- [Direction]: Find every line below that contains the word "chimneys" and copy it out.

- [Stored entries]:
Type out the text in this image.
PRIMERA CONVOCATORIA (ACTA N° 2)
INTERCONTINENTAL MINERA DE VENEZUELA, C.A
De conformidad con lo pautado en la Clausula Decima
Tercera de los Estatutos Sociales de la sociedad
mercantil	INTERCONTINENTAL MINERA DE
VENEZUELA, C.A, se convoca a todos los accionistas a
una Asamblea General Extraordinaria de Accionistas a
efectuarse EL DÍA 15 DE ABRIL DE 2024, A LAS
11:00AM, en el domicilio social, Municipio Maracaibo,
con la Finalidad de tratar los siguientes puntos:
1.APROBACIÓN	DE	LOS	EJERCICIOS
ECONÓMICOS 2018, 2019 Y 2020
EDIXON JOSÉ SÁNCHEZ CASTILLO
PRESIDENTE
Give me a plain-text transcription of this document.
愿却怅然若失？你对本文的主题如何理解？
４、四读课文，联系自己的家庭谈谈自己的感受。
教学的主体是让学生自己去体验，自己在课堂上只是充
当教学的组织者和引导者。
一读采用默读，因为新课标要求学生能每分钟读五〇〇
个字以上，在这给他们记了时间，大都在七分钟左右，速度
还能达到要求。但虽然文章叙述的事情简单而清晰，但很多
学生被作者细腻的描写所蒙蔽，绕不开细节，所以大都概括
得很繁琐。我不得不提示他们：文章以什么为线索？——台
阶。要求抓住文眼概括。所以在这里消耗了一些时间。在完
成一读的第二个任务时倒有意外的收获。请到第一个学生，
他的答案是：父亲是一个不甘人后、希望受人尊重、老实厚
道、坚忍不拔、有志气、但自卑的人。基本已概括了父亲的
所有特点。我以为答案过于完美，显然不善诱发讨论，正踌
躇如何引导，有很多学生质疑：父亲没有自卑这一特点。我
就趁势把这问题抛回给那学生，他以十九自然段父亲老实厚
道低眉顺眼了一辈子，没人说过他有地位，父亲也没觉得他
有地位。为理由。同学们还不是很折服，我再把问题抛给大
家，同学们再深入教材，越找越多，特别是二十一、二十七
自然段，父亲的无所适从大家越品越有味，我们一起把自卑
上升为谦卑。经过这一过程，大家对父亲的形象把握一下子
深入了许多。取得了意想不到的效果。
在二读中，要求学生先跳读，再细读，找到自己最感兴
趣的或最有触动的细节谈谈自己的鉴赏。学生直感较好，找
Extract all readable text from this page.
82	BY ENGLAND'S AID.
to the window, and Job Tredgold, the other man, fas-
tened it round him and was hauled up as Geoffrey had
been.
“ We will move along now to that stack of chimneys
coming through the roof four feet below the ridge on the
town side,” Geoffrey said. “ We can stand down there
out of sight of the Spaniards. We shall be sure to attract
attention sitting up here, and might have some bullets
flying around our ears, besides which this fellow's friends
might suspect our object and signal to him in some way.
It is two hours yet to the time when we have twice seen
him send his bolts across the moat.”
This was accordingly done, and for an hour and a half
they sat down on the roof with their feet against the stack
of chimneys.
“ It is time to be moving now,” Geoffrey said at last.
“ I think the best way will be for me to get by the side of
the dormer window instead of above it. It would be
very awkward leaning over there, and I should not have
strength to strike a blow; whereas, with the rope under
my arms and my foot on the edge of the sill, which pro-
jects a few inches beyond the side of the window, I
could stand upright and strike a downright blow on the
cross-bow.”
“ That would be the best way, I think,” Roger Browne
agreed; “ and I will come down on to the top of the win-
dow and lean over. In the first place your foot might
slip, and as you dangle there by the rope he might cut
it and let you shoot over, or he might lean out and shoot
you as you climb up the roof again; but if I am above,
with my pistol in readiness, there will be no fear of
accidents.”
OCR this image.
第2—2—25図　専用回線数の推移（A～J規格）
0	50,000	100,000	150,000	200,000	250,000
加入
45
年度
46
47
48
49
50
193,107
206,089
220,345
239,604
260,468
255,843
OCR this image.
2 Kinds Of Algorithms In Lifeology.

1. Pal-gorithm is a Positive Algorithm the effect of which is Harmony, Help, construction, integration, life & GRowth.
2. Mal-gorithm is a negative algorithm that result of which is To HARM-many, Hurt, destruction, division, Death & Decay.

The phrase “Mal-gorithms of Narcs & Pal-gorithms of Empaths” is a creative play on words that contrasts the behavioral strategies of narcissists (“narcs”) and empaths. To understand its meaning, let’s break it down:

- [Reply]:
“ We will move along now to that stack of chimneys
of chimneys.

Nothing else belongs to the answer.